## Start

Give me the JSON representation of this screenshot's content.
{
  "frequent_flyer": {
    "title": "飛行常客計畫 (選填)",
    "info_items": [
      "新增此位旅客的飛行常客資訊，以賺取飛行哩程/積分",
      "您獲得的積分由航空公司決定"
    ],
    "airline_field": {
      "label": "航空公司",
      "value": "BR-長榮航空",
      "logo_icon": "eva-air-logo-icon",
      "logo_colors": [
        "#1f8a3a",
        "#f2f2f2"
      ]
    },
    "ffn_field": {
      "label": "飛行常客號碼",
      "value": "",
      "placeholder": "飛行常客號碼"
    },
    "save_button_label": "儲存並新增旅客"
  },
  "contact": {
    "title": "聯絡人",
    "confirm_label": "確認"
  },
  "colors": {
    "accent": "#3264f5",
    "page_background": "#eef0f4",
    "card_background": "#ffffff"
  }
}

## End
## Start

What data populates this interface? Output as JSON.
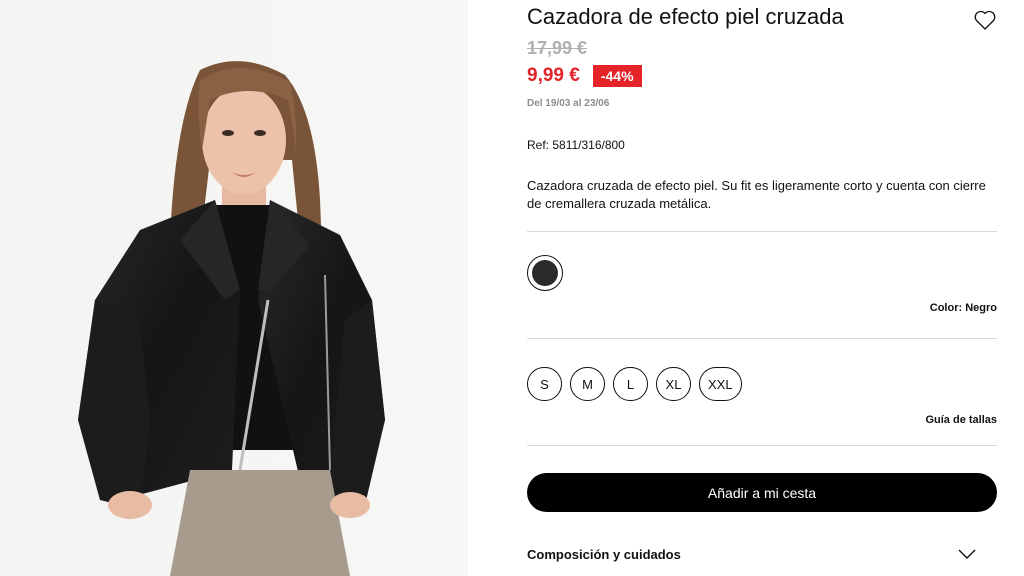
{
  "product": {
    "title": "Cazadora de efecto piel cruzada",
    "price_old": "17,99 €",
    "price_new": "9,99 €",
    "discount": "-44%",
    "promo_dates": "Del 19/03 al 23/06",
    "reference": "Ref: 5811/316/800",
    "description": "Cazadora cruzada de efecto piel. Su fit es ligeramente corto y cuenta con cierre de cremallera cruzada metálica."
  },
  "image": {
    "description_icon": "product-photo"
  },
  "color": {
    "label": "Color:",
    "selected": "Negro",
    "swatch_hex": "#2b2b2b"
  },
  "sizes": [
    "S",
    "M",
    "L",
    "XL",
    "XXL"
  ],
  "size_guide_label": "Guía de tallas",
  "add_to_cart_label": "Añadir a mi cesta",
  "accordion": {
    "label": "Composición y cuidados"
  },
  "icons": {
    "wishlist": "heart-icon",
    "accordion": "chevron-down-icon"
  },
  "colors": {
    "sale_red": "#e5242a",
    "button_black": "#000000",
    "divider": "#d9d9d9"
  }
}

## End

Take every line from the data above that holds "title" and copy it out.

    "title": "飛行常客計畫 (選填)",
    "title": "聯絡人",
    "title": "Cazadora de efecto piel cruzada",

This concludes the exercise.